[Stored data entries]
-- begin --
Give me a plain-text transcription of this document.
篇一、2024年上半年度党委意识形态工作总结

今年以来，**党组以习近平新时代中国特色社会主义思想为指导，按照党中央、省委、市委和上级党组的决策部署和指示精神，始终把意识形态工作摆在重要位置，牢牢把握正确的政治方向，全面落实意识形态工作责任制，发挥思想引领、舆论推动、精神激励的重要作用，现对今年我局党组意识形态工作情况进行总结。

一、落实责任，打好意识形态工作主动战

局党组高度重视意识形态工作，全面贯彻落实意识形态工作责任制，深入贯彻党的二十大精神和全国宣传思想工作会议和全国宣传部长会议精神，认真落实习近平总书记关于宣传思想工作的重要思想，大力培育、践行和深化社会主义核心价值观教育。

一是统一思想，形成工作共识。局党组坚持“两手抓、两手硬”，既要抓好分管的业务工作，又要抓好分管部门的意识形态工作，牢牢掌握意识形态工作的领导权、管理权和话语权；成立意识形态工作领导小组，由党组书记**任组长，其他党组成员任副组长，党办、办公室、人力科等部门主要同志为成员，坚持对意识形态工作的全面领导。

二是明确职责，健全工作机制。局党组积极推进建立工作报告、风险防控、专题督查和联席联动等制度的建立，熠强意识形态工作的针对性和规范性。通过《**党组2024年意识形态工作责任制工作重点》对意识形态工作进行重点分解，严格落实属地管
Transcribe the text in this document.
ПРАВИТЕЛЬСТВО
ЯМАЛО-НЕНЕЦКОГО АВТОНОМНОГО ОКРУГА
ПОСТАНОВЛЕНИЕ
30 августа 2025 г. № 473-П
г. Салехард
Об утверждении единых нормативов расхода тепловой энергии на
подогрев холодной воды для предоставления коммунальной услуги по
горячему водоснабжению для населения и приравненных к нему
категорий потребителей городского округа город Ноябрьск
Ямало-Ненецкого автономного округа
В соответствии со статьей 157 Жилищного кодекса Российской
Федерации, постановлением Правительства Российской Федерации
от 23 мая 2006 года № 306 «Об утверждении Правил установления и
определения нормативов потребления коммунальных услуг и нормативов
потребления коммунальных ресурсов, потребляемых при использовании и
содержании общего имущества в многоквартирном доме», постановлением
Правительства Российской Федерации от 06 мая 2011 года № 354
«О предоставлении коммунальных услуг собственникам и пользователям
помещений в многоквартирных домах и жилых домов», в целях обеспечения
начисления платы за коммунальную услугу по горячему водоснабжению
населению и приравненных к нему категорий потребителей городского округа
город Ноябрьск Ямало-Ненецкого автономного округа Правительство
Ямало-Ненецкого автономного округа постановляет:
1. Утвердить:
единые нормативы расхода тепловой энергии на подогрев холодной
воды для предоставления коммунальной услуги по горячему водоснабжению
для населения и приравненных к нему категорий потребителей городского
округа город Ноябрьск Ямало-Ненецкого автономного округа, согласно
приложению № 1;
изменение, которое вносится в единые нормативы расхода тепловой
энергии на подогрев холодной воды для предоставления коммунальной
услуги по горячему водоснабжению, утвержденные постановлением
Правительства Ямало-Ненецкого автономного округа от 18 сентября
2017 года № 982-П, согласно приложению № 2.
-- end --
Aim:
Which lines hold the word "постановлением"? Copy each of them from the records.

Output for this exercise:
Федерации, постановлением Правительства Российской Федерации
содержании общего имущества в многоквартирном доме», постановлением
услуги по горячему водоснабжению, утвержденные постановлением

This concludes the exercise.